* _SHORT TASK_: Identify each line below that contains the word "zagraniczny", and copy it out.

Stored records
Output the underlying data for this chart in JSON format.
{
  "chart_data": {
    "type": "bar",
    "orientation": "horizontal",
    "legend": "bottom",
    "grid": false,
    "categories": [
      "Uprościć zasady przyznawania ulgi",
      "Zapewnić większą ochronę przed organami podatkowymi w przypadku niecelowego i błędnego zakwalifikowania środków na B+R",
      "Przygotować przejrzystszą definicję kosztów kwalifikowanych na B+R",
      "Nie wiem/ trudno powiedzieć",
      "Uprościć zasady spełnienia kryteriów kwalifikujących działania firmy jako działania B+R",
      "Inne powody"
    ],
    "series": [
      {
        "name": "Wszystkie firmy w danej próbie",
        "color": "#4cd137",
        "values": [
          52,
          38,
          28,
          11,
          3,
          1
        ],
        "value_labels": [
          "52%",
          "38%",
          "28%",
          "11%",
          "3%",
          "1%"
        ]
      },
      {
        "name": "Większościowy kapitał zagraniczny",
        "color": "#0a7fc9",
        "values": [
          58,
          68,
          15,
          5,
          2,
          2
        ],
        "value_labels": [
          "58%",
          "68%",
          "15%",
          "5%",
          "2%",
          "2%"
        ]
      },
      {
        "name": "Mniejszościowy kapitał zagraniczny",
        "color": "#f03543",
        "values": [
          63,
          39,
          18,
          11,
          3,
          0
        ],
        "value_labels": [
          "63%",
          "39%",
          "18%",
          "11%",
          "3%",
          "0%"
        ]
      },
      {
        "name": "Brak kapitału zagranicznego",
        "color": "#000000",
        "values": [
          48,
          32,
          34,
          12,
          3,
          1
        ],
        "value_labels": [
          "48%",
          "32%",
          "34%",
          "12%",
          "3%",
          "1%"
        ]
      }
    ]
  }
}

* _REPLY TO THE EXERCISE_:
        "name": "Większościowy kapitał zagraniczny",
        "name": "Mniejszościowy kapitał zagraniczny",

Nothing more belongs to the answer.